Directive
Copy the lines holding the word "caption", all of them.

— start —

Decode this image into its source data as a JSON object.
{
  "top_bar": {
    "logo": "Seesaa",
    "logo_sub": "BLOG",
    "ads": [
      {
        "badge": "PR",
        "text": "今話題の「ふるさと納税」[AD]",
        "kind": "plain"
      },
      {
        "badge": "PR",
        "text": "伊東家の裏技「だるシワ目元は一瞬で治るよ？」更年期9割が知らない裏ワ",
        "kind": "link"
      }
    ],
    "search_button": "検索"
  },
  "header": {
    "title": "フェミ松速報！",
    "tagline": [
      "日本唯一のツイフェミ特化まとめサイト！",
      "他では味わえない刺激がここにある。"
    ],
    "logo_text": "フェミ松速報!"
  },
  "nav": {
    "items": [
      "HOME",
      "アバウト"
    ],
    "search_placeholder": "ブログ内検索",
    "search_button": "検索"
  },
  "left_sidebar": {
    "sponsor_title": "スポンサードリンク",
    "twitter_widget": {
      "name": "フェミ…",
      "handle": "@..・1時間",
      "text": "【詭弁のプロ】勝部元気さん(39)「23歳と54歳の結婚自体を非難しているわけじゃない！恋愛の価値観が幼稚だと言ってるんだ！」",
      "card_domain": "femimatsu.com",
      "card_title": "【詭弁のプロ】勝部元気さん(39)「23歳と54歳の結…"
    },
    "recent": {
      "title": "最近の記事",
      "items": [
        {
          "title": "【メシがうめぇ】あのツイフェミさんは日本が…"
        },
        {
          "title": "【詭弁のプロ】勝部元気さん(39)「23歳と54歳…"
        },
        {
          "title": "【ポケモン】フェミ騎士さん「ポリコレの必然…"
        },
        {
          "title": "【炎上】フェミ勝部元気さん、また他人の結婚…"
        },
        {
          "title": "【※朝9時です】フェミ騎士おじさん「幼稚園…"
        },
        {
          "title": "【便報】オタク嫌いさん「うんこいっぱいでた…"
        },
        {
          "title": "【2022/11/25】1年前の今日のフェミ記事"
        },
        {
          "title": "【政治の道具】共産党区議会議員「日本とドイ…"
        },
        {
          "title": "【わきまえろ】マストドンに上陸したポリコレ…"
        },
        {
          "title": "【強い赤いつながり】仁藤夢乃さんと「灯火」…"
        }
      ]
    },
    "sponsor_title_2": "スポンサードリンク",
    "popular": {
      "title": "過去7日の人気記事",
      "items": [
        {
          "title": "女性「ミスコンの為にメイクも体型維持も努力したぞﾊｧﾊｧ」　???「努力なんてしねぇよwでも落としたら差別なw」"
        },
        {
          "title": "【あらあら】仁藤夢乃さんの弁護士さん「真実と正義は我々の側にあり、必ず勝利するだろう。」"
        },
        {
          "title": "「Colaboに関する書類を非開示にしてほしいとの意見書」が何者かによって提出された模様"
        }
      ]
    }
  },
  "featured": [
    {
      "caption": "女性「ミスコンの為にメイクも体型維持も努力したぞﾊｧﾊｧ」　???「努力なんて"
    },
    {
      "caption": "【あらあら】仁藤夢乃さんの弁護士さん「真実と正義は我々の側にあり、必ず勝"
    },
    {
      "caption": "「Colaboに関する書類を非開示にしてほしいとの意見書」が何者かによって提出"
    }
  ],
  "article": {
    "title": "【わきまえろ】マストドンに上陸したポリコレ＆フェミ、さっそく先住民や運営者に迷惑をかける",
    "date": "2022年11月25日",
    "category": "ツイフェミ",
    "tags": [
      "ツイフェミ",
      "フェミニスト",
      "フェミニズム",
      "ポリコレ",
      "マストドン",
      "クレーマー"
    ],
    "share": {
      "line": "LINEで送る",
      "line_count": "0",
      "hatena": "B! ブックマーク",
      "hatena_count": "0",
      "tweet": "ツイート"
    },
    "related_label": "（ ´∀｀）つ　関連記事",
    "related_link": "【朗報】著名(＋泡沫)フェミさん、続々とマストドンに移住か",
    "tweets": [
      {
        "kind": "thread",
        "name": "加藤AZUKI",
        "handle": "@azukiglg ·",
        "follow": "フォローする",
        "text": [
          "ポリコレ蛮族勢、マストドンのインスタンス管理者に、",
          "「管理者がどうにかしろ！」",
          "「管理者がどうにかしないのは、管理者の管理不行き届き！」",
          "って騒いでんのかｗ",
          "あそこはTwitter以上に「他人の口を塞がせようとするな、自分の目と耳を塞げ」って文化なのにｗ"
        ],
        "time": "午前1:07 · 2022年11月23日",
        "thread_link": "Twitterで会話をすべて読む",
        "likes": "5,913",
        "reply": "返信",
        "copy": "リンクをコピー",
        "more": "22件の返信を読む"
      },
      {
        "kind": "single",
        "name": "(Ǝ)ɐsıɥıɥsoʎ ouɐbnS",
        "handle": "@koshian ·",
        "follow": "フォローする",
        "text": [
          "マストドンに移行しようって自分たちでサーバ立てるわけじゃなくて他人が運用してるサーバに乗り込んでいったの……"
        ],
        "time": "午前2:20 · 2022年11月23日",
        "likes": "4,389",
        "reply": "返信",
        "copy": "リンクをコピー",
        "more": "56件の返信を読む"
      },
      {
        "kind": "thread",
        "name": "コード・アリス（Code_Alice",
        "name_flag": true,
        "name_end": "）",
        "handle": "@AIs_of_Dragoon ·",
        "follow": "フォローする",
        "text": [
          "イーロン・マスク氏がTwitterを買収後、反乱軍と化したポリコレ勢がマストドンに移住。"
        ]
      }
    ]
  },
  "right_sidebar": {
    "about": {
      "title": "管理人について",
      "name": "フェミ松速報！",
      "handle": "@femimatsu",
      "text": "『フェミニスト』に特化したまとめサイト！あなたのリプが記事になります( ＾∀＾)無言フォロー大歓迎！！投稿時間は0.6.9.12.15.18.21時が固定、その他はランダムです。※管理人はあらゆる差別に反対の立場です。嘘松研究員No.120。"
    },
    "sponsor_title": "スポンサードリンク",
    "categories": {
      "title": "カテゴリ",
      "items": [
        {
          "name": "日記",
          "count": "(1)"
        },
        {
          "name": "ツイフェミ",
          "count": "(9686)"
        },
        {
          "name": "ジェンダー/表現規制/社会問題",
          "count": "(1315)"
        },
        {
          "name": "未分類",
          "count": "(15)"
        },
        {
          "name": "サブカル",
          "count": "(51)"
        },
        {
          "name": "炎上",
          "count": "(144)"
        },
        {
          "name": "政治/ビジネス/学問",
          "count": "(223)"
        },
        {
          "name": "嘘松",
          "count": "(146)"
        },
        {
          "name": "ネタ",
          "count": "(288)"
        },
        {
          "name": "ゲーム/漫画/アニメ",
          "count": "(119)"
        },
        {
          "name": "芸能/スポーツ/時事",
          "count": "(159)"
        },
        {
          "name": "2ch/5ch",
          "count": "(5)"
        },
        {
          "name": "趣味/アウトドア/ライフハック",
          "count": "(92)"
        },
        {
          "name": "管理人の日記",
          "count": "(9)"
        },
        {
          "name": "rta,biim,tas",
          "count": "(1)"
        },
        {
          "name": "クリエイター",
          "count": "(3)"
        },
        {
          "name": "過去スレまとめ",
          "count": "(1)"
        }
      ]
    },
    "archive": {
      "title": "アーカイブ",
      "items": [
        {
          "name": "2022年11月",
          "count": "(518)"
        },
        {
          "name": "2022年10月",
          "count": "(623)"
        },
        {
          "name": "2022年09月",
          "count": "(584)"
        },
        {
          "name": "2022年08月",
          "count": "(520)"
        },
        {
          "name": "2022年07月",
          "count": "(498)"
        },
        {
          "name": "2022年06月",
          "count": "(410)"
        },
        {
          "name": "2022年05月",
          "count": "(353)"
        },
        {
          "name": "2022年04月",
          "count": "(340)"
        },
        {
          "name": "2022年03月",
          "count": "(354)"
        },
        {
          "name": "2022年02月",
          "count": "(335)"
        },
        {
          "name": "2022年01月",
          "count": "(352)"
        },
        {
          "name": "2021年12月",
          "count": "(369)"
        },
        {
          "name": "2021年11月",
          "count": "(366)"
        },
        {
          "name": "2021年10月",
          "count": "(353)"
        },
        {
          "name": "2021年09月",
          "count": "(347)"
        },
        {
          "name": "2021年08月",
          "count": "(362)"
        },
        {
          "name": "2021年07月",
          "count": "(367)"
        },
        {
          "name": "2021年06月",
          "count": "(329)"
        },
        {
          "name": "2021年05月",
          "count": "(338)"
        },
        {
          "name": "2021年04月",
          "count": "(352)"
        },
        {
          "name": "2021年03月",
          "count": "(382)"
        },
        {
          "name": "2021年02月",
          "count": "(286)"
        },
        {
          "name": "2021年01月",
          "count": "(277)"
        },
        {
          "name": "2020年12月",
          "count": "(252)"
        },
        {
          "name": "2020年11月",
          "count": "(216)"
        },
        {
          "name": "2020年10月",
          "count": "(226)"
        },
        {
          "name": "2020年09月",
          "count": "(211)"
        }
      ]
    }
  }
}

— end —

Answer to the problem
      "caption": "女性「ミスコンの為にメイクも体型維持も努力したぞﾊｧﾊｧ」　???「努力なんて"
      "caption": "【あらあら】仁藤夢乃さんの弁護士さん「真実と正義は我々の側にあり、必ず勝"
      "caption": "「Colaboに関する書類を非開示にしてほしいとの意見書」が何者かによって提出"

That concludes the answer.